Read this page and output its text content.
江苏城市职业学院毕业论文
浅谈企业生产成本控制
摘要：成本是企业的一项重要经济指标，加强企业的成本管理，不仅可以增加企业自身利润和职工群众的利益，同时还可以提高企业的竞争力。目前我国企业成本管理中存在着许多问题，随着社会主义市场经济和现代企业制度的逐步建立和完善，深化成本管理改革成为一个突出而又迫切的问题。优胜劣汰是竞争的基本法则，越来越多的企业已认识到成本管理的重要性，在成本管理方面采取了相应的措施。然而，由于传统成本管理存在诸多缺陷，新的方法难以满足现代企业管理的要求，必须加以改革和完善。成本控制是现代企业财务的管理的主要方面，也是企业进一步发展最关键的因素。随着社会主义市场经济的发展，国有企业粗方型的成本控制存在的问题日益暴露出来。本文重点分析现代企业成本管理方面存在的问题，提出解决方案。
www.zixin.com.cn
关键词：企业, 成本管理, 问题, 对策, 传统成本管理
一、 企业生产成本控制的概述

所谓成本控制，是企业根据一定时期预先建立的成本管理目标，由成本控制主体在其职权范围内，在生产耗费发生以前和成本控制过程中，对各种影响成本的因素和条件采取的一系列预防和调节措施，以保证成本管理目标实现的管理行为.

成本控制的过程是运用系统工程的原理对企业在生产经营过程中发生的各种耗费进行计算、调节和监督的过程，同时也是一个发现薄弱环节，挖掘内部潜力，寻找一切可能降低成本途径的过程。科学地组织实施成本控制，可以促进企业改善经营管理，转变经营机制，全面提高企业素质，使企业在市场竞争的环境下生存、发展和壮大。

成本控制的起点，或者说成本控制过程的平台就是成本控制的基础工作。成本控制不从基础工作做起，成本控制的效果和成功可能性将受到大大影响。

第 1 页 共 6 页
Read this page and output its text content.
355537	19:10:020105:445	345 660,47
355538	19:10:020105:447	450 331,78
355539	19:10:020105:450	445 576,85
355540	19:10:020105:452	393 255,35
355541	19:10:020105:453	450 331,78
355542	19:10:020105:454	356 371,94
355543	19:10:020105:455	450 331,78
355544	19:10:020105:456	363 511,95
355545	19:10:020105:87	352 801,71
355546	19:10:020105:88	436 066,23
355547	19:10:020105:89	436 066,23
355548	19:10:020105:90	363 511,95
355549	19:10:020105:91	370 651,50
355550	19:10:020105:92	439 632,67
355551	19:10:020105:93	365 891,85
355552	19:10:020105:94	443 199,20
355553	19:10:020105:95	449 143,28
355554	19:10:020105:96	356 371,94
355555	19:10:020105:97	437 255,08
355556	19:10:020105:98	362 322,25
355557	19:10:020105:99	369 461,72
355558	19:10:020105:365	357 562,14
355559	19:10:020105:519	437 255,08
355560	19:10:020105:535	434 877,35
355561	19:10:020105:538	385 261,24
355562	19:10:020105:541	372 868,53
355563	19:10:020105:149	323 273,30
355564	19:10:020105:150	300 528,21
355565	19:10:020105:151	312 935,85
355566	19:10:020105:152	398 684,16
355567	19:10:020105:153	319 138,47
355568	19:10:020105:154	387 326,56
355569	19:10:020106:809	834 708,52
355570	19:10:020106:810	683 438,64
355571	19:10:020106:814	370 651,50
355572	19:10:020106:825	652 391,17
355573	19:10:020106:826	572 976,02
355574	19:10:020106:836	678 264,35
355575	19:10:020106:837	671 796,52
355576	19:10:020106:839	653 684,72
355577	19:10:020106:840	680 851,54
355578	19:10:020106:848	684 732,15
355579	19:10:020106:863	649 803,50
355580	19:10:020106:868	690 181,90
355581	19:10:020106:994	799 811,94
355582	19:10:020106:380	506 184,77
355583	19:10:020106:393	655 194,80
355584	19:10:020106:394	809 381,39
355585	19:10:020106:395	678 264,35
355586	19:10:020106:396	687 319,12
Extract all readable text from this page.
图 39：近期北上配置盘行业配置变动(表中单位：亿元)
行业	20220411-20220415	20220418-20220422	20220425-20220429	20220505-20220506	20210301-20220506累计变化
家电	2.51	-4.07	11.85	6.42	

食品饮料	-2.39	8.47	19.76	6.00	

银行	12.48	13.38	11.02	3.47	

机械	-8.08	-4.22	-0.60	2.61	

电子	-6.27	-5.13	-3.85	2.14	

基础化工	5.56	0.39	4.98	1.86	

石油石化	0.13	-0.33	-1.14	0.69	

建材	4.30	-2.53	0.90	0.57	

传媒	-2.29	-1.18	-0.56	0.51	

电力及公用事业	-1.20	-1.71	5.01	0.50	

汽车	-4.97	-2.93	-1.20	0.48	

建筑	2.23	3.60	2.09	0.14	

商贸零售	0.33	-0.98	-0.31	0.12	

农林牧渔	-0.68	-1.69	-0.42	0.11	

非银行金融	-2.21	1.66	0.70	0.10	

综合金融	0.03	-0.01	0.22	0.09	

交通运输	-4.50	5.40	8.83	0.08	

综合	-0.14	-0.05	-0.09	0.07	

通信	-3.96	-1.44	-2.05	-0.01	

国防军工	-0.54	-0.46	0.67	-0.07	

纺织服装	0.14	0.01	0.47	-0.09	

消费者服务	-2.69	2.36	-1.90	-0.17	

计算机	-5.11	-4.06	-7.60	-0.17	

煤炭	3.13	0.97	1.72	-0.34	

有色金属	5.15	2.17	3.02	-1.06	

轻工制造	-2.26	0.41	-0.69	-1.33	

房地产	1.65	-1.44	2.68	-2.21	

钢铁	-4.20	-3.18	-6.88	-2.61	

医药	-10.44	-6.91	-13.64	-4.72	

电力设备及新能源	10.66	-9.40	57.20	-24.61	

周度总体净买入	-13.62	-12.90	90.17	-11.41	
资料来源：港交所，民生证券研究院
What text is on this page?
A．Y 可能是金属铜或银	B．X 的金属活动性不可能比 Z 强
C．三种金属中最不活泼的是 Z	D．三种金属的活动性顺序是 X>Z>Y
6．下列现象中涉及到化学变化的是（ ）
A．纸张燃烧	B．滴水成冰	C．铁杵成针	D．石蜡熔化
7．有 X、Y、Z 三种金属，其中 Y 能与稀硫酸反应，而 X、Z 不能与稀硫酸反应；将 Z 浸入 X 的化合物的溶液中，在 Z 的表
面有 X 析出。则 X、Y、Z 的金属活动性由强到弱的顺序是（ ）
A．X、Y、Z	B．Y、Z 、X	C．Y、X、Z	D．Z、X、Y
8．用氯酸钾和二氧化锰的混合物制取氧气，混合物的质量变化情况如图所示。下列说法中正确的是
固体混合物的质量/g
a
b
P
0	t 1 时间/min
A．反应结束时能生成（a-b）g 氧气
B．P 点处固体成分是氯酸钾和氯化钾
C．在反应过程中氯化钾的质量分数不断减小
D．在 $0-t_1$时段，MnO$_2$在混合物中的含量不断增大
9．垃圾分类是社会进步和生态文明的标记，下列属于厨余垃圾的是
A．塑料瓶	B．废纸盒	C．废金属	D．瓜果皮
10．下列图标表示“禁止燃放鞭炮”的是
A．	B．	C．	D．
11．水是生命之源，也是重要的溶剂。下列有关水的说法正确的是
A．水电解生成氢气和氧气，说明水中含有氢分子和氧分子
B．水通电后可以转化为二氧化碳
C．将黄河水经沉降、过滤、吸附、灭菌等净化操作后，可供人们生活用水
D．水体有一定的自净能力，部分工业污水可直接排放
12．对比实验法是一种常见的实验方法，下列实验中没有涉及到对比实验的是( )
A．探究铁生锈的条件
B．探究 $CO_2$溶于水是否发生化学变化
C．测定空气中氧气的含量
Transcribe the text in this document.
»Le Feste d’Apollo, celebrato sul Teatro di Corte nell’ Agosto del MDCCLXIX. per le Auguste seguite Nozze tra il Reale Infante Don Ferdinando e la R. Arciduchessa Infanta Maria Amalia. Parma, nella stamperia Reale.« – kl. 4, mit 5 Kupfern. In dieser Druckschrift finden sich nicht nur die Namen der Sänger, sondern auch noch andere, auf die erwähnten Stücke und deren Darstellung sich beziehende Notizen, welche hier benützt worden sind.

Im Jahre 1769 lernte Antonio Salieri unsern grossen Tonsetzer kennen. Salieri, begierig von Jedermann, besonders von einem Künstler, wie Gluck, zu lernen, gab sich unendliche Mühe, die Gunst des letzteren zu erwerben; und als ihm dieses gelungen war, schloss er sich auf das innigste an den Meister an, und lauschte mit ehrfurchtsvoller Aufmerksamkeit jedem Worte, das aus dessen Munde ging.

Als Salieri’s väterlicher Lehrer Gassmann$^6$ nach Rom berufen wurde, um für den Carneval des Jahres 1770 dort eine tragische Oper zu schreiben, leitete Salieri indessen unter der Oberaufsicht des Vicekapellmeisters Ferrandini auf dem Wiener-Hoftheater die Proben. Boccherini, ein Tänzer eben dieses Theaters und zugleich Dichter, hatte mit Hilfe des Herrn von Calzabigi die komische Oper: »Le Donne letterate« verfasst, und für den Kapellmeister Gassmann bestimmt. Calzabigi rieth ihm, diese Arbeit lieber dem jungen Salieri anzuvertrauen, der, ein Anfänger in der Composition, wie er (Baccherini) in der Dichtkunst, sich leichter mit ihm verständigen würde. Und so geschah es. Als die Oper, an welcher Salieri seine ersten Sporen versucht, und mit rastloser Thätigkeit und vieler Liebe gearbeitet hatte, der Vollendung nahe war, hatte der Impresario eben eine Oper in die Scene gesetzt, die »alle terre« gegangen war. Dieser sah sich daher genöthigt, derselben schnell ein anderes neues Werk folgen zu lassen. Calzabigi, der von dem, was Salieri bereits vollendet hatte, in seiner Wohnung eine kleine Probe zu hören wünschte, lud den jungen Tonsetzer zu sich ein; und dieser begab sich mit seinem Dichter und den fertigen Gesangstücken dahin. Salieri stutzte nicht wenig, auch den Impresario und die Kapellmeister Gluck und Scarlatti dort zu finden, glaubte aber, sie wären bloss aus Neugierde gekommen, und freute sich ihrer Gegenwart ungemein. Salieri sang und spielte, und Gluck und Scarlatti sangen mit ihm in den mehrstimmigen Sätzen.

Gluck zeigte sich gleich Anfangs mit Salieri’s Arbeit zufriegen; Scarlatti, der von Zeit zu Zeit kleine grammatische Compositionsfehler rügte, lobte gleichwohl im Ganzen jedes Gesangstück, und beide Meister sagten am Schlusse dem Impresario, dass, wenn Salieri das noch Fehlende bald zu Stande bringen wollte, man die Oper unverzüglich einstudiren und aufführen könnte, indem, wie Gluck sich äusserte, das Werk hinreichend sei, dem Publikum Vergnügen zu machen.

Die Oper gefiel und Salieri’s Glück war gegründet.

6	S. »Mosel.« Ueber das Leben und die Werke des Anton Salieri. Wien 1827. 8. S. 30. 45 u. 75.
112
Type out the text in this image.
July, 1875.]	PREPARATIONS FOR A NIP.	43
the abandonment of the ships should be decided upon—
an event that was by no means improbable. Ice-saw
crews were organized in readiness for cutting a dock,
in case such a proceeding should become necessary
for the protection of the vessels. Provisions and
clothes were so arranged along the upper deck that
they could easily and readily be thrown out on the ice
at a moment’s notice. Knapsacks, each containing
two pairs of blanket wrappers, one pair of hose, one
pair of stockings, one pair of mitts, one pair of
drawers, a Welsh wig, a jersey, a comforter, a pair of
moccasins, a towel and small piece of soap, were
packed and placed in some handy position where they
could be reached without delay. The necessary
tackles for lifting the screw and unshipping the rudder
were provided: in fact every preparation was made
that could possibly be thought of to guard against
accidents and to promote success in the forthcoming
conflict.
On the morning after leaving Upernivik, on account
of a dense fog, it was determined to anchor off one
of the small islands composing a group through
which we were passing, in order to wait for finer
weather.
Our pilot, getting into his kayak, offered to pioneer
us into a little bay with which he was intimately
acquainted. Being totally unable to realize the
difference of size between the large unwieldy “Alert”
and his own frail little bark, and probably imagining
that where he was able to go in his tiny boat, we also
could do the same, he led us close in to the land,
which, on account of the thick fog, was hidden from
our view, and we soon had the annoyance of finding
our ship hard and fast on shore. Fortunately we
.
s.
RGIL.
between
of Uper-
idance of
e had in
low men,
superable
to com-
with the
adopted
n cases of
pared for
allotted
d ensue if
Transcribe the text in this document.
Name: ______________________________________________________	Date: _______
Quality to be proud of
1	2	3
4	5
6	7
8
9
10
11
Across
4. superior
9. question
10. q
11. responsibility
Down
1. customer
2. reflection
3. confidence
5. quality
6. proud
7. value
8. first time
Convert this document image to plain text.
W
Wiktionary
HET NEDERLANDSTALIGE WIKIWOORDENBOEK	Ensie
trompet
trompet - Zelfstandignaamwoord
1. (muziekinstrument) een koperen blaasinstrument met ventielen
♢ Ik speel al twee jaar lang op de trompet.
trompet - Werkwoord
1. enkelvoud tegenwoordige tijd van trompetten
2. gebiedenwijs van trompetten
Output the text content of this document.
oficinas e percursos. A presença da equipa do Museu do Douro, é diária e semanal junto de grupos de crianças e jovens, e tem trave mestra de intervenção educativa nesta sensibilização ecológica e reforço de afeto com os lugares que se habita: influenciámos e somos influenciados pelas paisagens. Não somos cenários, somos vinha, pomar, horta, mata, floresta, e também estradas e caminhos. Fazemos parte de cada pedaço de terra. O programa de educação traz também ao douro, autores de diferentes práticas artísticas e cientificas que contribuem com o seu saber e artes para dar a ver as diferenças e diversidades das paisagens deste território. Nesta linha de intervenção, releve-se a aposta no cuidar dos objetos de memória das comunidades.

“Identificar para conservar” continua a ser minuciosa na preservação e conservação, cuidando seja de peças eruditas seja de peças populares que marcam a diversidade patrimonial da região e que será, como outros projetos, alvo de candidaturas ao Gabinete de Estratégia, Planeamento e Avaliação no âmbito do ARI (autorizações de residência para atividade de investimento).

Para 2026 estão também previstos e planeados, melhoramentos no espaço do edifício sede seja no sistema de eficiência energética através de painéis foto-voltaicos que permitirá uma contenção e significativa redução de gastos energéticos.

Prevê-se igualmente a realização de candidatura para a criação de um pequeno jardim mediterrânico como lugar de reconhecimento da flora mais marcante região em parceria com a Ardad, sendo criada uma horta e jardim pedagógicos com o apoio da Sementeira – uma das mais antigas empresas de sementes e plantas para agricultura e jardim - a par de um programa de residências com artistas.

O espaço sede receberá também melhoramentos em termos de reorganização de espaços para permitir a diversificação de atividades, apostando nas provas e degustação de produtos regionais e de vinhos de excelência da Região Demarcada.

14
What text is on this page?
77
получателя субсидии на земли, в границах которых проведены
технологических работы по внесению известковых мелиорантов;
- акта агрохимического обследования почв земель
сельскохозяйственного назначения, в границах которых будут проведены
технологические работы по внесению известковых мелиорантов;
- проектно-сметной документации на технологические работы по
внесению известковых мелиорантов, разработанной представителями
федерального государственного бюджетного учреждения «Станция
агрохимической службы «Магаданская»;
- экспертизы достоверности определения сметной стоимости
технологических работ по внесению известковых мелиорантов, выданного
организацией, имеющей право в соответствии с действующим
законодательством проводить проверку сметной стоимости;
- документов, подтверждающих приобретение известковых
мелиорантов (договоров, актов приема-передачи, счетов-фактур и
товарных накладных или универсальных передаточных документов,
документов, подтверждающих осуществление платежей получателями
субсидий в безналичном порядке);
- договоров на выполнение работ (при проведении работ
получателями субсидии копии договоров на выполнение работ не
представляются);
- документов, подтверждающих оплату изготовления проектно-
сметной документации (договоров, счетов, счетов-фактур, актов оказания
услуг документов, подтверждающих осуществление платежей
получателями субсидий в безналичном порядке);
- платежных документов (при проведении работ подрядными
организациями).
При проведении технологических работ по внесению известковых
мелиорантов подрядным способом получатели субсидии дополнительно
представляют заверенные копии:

Request — Return all lines containing the word "фактур".

Answer to the exercise —
мелиорантов (договоров, актов приема-передачи, счетов-фактур и
сметной документации (договоров, счетов, счетов-фактур, актов оказания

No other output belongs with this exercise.